++++ Data supplied

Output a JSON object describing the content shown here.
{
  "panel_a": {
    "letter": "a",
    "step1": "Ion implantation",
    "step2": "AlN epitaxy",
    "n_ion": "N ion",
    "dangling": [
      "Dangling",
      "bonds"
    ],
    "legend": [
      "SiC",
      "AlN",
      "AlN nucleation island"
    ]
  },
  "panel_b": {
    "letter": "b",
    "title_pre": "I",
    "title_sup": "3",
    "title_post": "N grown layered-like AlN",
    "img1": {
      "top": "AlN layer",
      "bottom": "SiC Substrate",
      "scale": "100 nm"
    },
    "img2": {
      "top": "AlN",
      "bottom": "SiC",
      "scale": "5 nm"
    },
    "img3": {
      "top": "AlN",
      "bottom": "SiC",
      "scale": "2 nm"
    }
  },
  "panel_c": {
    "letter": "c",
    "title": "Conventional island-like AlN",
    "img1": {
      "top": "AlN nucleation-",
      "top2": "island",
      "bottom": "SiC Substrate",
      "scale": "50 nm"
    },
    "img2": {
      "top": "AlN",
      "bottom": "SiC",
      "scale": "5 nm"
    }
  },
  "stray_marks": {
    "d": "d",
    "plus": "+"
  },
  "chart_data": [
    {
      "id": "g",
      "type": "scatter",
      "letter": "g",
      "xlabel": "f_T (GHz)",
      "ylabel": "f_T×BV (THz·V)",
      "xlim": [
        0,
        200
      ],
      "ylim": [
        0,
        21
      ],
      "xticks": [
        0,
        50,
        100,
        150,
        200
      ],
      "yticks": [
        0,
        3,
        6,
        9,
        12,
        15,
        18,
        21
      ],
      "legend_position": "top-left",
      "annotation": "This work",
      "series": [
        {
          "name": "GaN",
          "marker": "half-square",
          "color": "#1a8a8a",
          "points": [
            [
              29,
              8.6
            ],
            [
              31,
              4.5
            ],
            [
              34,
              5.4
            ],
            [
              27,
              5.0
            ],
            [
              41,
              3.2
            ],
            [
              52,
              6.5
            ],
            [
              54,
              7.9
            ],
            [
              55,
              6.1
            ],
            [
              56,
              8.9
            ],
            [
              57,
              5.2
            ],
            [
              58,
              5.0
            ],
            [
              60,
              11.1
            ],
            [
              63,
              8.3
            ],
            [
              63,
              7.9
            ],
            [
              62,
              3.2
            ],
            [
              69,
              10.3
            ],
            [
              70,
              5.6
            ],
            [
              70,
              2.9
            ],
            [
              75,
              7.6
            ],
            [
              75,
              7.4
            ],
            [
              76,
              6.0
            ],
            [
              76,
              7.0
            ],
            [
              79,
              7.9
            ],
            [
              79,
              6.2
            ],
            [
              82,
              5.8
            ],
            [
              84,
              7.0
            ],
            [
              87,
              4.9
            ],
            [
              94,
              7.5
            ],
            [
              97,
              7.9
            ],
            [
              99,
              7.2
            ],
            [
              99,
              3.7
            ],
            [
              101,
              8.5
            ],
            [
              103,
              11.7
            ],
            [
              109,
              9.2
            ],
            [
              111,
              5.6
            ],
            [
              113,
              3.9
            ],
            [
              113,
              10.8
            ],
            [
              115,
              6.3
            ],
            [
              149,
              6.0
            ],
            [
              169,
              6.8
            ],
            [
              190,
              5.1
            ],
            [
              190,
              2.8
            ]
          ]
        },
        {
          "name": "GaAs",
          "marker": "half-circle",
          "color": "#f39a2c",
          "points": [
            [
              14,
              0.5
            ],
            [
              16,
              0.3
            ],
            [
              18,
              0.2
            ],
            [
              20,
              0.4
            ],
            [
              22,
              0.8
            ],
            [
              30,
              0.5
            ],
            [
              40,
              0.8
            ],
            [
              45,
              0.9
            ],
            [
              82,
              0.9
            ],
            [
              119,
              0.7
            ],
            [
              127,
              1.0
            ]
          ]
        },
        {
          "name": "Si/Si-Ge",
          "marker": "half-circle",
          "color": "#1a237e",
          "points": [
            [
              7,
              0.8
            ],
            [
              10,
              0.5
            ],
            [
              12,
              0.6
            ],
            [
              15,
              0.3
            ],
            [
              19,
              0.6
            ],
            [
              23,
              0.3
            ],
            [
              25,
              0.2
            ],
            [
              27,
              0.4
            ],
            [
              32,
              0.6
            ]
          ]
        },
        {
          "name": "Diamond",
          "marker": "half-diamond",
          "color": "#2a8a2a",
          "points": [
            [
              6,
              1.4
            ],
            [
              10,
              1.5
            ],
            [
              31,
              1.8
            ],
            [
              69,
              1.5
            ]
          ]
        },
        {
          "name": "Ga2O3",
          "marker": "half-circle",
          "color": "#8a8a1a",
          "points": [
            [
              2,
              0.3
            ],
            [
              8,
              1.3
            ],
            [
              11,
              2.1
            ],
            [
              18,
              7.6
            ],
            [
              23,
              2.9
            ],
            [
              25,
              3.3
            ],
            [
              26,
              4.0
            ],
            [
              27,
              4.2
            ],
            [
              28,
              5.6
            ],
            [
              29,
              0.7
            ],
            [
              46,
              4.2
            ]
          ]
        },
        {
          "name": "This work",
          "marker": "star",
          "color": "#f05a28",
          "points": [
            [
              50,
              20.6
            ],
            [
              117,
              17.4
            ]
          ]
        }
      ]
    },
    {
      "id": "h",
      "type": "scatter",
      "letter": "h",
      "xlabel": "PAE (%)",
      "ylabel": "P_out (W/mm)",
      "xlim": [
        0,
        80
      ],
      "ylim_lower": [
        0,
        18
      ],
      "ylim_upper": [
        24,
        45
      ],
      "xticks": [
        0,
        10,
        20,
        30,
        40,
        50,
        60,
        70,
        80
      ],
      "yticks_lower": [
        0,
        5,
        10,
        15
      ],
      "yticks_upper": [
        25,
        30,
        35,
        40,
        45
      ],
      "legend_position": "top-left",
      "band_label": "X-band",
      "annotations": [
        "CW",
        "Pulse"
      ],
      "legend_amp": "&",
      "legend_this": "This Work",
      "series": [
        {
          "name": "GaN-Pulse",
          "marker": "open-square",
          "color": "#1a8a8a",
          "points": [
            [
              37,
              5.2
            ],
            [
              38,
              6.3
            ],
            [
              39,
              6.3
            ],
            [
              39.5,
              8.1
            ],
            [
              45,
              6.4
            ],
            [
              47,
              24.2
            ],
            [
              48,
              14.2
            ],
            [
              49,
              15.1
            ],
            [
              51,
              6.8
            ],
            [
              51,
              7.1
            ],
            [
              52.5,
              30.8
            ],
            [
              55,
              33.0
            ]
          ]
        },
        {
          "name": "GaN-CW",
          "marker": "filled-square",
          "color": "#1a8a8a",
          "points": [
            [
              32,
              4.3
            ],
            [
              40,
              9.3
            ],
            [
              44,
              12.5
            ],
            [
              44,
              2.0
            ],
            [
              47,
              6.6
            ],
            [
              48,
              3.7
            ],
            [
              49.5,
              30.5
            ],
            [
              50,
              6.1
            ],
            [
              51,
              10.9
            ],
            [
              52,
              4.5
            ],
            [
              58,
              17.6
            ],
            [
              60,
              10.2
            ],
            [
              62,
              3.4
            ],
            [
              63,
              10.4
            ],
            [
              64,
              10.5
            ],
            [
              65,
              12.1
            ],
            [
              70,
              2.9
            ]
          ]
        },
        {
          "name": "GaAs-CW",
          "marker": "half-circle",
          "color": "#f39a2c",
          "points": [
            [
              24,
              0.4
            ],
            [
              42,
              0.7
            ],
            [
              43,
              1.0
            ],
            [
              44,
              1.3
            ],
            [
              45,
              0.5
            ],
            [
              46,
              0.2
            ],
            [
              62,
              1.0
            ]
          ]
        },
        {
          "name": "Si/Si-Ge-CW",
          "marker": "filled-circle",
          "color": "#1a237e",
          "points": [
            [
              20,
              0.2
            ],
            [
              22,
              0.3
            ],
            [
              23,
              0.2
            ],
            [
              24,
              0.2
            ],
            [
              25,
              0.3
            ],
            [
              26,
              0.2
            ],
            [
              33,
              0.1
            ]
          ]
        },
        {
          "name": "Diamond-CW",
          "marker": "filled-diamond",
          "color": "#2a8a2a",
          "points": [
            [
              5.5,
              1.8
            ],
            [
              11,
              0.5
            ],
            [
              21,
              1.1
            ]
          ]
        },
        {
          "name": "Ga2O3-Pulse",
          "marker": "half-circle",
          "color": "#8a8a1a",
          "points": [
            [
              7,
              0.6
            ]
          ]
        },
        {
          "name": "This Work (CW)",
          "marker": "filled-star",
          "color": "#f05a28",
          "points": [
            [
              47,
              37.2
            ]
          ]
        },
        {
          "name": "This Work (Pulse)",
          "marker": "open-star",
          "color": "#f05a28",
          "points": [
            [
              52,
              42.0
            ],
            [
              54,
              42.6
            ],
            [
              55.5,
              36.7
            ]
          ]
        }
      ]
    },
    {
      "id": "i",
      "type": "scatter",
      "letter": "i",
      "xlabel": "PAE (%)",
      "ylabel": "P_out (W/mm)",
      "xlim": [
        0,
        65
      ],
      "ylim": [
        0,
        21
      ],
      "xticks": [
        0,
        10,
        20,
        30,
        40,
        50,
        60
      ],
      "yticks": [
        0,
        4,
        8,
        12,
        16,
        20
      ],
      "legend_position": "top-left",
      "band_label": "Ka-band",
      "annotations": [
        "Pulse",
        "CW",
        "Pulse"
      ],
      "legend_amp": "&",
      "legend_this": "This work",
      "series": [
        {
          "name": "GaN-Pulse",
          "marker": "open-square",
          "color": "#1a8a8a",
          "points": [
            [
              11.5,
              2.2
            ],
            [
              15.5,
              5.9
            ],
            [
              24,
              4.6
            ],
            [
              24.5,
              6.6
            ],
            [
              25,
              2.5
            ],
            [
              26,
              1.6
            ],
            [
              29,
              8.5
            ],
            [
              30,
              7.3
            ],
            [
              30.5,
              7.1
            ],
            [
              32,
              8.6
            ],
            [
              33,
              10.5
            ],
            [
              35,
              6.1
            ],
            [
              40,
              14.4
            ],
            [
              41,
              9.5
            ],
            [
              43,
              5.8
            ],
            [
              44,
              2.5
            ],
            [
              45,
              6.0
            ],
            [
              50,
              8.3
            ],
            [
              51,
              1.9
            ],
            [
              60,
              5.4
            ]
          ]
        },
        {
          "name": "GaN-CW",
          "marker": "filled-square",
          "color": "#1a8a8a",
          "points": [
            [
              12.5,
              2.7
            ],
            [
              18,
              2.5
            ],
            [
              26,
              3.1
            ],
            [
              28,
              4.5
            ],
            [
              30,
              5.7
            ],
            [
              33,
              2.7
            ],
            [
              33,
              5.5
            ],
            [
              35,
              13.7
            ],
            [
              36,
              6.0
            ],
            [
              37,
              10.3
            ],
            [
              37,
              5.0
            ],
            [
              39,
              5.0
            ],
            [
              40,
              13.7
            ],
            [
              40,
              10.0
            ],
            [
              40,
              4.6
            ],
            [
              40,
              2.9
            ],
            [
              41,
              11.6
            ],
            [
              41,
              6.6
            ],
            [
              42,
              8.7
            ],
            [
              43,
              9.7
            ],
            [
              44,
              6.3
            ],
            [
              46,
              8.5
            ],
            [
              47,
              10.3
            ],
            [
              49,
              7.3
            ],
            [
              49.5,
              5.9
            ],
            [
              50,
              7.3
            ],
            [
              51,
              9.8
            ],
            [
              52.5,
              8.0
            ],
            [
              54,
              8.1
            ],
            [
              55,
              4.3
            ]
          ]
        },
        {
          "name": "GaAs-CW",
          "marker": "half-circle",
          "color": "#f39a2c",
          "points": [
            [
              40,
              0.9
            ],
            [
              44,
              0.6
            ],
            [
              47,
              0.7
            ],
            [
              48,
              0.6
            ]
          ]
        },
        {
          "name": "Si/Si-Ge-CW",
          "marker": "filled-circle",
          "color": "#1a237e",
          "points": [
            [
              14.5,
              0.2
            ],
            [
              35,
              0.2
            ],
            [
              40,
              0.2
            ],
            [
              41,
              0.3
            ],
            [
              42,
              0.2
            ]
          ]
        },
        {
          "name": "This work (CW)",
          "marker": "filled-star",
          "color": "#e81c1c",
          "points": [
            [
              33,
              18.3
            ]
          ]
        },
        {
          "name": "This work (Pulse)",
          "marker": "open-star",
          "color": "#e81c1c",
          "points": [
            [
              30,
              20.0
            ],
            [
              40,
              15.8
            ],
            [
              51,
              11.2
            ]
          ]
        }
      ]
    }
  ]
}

++++++++

#### [Stated exercise]
Copy out the lines that hold "like".

#### [Output]
    "title_post": "N grown layered-like AlN",
    "title": "Conventional island-like AlN",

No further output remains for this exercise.